What you have to do:
Each line that holds the word "system" counts once; report the total and nothing else.

Dataset records:
____
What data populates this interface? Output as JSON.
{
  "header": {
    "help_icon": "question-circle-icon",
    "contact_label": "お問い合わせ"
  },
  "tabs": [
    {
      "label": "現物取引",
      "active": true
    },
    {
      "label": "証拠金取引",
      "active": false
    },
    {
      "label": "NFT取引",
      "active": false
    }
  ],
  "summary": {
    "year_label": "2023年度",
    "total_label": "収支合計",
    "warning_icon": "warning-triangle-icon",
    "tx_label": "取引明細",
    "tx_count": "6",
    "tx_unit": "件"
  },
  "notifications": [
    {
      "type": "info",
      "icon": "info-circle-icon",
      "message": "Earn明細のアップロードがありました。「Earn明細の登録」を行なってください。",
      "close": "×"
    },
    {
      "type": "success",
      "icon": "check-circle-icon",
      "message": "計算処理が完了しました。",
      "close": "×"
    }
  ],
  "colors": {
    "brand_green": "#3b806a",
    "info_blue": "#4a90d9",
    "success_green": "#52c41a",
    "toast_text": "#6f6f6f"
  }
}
____
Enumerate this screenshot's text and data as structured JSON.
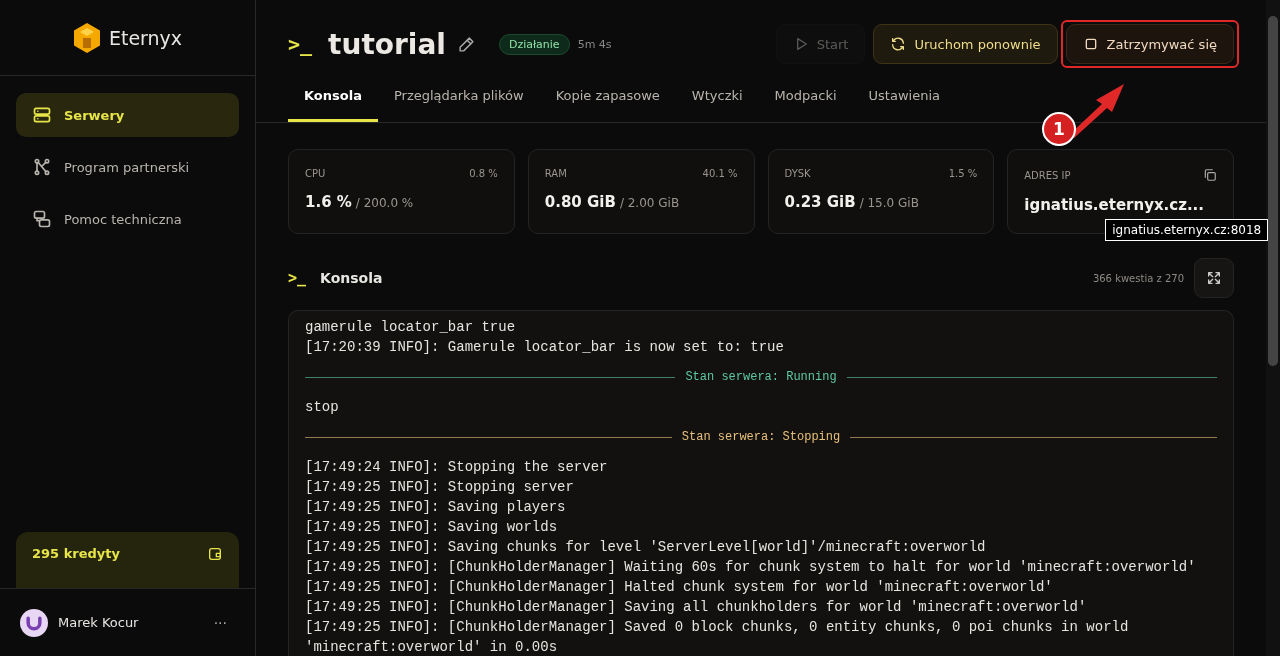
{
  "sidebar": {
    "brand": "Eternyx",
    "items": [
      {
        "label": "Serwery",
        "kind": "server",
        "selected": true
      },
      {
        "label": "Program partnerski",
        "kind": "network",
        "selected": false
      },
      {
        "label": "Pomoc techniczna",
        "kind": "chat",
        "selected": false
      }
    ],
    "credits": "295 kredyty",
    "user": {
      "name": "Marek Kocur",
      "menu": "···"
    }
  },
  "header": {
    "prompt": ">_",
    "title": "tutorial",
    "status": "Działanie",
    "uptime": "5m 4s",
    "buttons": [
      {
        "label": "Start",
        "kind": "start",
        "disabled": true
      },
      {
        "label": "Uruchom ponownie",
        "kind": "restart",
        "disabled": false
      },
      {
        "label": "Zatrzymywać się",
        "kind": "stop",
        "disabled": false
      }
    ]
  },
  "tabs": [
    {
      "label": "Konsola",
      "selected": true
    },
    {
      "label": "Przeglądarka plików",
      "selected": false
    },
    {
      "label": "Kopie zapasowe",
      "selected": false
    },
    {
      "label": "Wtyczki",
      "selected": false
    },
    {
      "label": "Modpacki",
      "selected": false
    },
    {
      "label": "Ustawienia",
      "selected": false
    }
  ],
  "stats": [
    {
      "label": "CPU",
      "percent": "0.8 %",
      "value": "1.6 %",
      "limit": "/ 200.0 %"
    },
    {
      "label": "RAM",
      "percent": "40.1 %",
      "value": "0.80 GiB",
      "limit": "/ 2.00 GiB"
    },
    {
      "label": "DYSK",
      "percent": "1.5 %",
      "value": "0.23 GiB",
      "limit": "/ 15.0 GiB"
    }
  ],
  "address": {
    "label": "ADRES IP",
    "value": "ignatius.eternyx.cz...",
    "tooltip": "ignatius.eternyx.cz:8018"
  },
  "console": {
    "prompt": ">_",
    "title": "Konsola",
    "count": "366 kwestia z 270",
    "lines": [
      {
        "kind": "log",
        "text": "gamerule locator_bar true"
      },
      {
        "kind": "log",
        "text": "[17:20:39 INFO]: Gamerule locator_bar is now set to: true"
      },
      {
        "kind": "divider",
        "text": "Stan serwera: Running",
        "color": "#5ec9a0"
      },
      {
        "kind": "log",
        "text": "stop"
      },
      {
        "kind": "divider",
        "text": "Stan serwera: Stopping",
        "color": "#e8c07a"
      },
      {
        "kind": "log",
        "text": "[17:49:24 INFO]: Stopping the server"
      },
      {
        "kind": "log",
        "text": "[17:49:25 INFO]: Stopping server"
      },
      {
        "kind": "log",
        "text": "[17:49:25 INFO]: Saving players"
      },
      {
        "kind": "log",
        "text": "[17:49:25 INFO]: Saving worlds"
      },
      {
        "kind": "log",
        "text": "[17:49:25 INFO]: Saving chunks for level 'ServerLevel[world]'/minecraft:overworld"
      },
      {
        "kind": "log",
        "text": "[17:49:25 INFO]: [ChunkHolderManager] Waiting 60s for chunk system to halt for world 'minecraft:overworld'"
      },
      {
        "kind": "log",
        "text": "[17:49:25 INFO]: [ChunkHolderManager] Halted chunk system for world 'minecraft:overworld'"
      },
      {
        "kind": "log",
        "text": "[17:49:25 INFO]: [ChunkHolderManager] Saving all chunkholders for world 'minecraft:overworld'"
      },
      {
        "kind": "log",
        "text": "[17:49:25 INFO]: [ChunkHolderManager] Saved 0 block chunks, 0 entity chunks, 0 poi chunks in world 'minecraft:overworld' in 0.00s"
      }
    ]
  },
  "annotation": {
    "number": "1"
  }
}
____
Solution to this problem:
2